PAGE EXTRACT ▸

━━━━━━━━

ARTTYCO TALKS
Josephine Verbist explores wonder, vulnerability, and transformation through paintings shaped by memory, movement, and raw emotion.
ARTTYCO TALKS | June 17, 2026.
EPISODE #29: JOSEPHINE VERBIST
1. You’ve described painting not as a choice, but as a form of survival — a place where thought can breathe. How does this sense of urgency shape the way you begin and stay with a painting?
J: Painting began for me as a way of surviving. It was a way of holding myself upright in a world that felt unsafe and overwhelming, a world in which I could not yet find my place. That search felt lonely. In paint I found breath; in image, I found myself again.
Now that I feel more grounded, painting is no longer about survival, but about being.
I am curious, translating lived experience into images. I move through the world with a painter’s eye, attentive and open to wonder. Images gather in my mind; they impose themselves, tumbling over one another and pressing to come out.
A painting never becomes exactly what I imagined beforehand. The work responds and develops a voice of its own. There is an ongoing process of making, and within that continuous movement new ideas keep emerging. My work is an ongoing search. It does not offer answers, but raises questions.
Often, I work on several paintings and drawings at once, allowing them to influence, strengthen, or challenge one another.
With each work, I try to reach a moment of intensity: a point where the painting feels inevitable, exactly as it should be — a place where head and heart meet.

━━━━━━━━

RECORDED DATA ▸
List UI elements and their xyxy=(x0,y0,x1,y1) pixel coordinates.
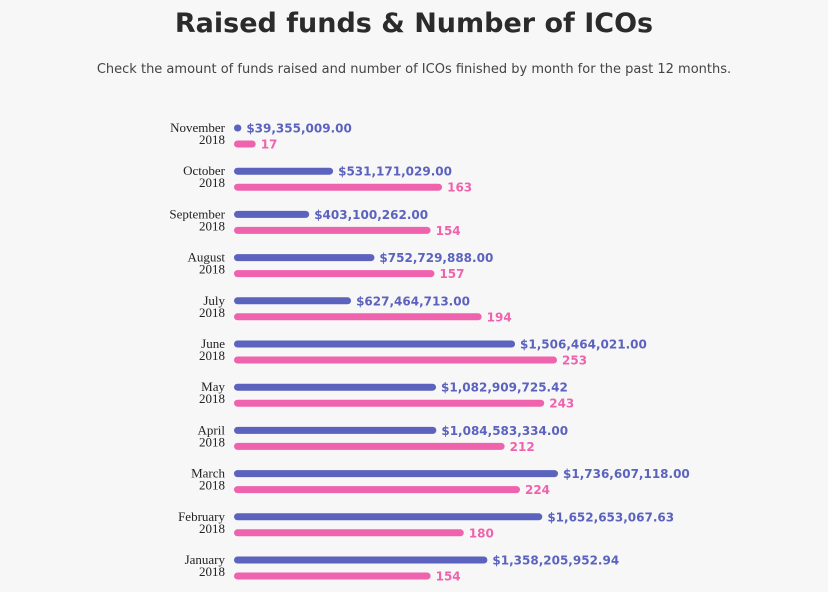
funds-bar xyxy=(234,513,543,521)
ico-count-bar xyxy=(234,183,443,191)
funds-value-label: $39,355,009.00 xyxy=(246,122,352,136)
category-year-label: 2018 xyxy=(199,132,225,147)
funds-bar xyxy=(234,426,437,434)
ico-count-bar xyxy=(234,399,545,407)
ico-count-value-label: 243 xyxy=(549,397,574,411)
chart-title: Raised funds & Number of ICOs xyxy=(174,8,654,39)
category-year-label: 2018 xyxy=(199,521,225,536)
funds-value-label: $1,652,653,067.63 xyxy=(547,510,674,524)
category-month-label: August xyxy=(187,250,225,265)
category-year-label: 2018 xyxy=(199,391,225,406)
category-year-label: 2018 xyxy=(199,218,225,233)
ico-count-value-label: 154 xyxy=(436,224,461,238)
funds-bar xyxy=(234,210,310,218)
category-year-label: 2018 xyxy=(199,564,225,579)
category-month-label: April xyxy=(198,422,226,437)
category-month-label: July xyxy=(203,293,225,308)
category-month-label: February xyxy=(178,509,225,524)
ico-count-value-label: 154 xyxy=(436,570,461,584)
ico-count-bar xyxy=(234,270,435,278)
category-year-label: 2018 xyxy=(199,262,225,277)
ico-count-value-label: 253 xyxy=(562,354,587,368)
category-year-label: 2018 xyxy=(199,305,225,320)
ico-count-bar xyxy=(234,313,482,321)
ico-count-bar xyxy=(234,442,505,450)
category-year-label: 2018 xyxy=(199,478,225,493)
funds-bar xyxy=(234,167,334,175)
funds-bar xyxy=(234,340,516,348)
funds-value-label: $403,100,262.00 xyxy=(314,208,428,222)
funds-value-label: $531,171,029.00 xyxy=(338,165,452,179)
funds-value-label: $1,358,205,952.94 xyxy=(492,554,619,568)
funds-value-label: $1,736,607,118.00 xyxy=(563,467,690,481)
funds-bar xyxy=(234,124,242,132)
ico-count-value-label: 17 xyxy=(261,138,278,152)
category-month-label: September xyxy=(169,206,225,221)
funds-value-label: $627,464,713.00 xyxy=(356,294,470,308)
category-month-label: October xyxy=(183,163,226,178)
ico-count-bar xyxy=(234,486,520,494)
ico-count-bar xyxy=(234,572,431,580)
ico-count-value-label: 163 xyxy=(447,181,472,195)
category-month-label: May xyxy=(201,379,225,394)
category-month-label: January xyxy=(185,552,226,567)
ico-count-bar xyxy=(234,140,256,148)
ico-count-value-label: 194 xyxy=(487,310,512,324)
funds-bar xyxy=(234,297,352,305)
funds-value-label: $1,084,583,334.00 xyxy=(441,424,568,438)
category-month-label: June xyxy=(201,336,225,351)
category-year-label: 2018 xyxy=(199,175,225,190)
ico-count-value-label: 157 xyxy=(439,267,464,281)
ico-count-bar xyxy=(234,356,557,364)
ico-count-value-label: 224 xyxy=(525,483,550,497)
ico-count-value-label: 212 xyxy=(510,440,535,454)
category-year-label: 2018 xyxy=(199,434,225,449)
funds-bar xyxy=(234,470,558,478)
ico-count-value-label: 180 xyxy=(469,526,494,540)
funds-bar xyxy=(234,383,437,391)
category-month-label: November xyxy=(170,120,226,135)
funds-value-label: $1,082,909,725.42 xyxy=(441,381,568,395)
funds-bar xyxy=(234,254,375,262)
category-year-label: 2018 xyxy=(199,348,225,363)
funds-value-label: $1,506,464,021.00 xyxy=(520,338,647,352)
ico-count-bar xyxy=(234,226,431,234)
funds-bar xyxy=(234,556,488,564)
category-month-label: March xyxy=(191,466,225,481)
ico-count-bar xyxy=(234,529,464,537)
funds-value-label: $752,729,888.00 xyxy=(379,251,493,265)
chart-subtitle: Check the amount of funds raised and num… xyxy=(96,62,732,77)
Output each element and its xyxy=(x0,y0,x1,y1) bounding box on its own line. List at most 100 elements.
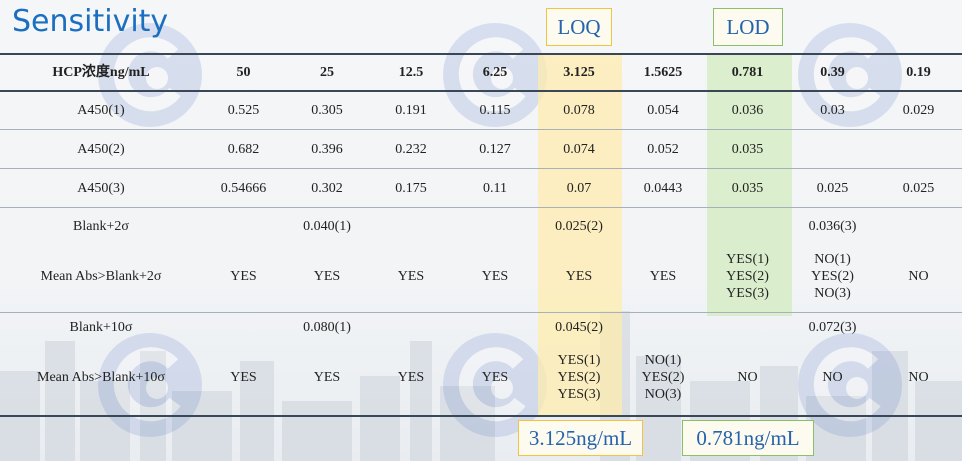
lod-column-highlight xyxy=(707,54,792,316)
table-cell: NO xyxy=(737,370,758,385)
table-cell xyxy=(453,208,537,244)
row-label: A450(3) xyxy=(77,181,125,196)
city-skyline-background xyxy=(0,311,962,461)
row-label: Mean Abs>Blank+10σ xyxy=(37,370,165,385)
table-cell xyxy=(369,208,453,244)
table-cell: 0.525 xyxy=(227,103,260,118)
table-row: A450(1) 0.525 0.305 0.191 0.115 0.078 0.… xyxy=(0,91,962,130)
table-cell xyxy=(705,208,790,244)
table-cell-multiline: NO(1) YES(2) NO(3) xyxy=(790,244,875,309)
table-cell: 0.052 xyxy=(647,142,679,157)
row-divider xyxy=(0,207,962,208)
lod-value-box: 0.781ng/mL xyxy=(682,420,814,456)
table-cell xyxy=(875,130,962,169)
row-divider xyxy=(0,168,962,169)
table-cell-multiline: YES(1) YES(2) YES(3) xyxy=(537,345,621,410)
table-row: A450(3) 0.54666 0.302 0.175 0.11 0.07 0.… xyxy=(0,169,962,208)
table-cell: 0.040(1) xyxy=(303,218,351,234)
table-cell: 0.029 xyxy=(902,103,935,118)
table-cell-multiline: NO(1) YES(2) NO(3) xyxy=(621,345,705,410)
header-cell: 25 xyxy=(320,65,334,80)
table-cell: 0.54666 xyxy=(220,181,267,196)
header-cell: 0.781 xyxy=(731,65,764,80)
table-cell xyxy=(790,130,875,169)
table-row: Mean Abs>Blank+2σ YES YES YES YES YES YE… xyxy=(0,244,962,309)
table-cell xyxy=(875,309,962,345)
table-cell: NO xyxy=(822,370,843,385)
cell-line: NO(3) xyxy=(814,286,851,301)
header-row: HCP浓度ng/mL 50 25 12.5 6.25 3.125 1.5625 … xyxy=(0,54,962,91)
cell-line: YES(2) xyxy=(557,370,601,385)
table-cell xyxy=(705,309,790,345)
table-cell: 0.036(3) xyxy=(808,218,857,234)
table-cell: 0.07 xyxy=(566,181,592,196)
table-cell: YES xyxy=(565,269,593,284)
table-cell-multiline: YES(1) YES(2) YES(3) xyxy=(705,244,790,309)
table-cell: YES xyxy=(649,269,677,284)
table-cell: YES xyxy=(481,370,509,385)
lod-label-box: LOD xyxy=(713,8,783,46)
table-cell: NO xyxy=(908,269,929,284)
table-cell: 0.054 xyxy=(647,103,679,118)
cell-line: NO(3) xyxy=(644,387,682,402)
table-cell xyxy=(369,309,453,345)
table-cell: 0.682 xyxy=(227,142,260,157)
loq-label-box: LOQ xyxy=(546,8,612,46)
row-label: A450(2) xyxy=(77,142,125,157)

━━━━━━━━

WHAT THE TASK REQUIRES ▸
Rewrite the passage of the Josephine Verbist interview starting at "I am curious, translating" and ending at "challenge one another.", changing "curious" to "restless".

FINAL ANSWER ▸
I am restless, translating lived experience into images. I move through the world with a painter’s eye, attentive and open to wonder. Images gather in my mind; they impose themselves, tumbling over one another and pressing to come out.
A painting never becomes exactly what I imagined beforehand. The work responds and develops a voice of its own. There is an ongoing process of making, and within that continuous movement new ideas keep emerging. My work is an ongoing search. It does not offer answers, but raises questions.
Often, I work on several paintings and drawings at once, allowing them to influence, strengthen, or challenge one another.